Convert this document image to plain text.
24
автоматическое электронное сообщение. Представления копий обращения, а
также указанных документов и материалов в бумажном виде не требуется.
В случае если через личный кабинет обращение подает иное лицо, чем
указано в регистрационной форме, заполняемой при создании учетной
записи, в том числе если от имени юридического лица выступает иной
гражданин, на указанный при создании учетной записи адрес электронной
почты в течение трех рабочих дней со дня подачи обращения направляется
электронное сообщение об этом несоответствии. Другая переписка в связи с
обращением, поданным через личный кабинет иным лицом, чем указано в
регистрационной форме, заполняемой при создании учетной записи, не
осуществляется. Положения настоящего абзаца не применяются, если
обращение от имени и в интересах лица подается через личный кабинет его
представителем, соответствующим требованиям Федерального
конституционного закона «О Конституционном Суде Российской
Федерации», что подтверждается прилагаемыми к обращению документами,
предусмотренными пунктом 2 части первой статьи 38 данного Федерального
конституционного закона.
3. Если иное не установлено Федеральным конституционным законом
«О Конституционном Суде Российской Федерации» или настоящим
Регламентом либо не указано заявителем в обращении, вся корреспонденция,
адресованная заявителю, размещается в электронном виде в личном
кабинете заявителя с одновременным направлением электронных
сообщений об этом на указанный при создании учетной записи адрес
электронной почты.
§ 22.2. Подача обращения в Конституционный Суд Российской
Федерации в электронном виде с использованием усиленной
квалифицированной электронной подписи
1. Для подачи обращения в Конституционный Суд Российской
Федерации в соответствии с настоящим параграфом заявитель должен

---+---

● **Task directions**
Write out all the lines again, exactly as they are.

● **Worked answer**
Convert this document image to plain text.
24
автоматическое электронное сообщение. Представления копий обращения, а
также указанных документов и материалов в бумажном виде не требуется.
В случае если через личный кабинет обращение подает иное лицо, чем
указано в регистрационной форме, заполняемой при создании учетной
записи, в том числе если от имени юридического лица выступает иной
гражданин, на указанный при создании учетной записи адрес электронной
почты в течение трех рабочих дней со дня подачи обращения направляется
электронное сообщение об этом несоответствии. Другая переписка в связи с
обращением, поданным через личный кабинет иным лицом, чем указано в
регистрационной форме, заполняемой при создании учетной записи, не
осуществляется. Положения настоящего абзаца не применяются, если
обращение от имени и в интересах лица подается через личный кабинет его
представителем, соответствующим требованиям Федерального
конституционного закона «О Конституционном Суде Российской
Федерации», что подтверждается прилагаемыми к обращению документами,
предусмотренными пунктом 2 части первой статьи 38 данного Федерального
конституционного закона.
3. Если иное не установлено Федеральным конституционным законом
«О Конституционном Суде Российской Федерации» или настоящим
Регламентом либо не указано заявителем в обращении, вся корреспонденция,
адресованная заявителю, размещается в электронном виде в личном
кабинете заявителя с одновременным направлением электронных
сообщений об этом на указанный при создании учетной записи адрес
электронной почты.
§ 22.2. Подача обращения в Конституционный Суд Российской
Федерации в электронном виде с использованием усиленной
квалифицированной электронной подписи
1. Для подачи обращения в Конституционный Суд Российской
Федерации в соответствии с настоящим параграфом заявитель должен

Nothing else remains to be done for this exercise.